● **Using the information**
A) In the common law passage, set down everything from "Wikipedia sheds more" down to "the fifth century.".
B) According to the common law passage, who presided over the county courts before the Norman conquest?
C) Rewrite the paragraph of the common law passage that begins "Before the Norman conquest" as a short bulleted list that keeps its main facts.

In fact, Encyclopedia Brittanica (which seems a fairly authoritative source for things Brittanic) says that the English common law system really came about in the Middle Ages:
"The common-law system originated in England in the Middle Ages."
Wikipedia sheds more light on how this came about:
Medieval English common law
In the late 800s, Alfred the Great assembled the Doom book (not to be confused with the more-famous Domesday Book from 200 years later), which collected the existing laws of Kent, Wessex, and Mercia, and attempted to blend in the Mosaic code, Christian principles, and Germanic customs dating as far as the fifth century.
Before the Norman conquest in 1066, justice was administered primarily by what is today known as the county courts (the modern "counties" were referred to as "Shires" in pre-Norman times), presided by the diocesan bishop and the sheriff, exercising both ecclesiastical and civil jurisdiction. Trial by jury began in these courts.

● **Supplied information**
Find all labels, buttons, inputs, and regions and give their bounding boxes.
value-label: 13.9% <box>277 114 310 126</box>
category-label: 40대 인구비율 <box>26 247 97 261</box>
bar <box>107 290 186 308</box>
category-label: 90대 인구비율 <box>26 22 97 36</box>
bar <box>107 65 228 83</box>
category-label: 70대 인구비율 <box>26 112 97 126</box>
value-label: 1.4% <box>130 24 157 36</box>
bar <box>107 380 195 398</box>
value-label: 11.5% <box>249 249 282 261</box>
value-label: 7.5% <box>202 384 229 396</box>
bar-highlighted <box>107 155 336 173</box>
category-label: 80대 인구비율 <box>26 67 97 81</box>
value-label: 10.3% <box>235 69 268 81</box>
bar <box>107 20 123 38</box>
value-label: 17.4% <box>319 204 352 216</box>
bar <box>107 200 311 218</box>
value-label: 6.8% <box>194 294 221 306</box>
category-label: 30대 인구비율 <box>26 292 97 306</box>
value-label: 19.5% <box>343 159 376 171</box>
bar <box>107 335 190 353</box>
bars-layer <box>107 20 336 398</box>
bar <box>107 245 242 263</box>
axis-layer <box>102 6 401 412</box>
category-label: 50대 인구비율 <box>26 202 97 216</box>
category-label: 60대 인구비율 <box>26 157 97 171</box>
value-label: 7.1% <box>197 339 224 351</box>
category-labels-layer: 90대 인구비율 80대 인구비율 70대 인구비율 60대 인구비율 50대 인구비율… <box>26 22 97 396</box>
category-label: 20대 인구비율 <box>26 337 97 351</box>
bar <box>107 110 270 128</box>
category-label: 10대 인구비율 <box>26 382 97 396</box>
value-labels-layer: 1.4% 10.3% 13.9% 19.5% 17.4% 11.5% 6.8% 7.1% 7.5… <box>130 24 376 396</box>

● **Exercise solutions**
A)
Wikipedia sheds more light on how this came about:
Medieval English common law
In the late 800s, Alfred the Great assembled the Doom book (not to be confused with the more-famous Domesday Book from 200 years later), which collected the existing laws of Kent, Wessex, and Mercia, and attempted to blend in the Mosaic code, Christian principles, and Germanic customs dating as far as the fifth century.

B) The diocesan bishop and the sheriff.

C)
- Before the Norman conquest in 1066, justice was administered mainly by what are now called the county courts.
- In pre-Norman times, the modern counties were called "Shires."
- The diocesan bishop and the sheriff presided over these courts.
- The courts exercised both ecclesiastical and civil jurisdiction.
- Trial by jury began in these courts.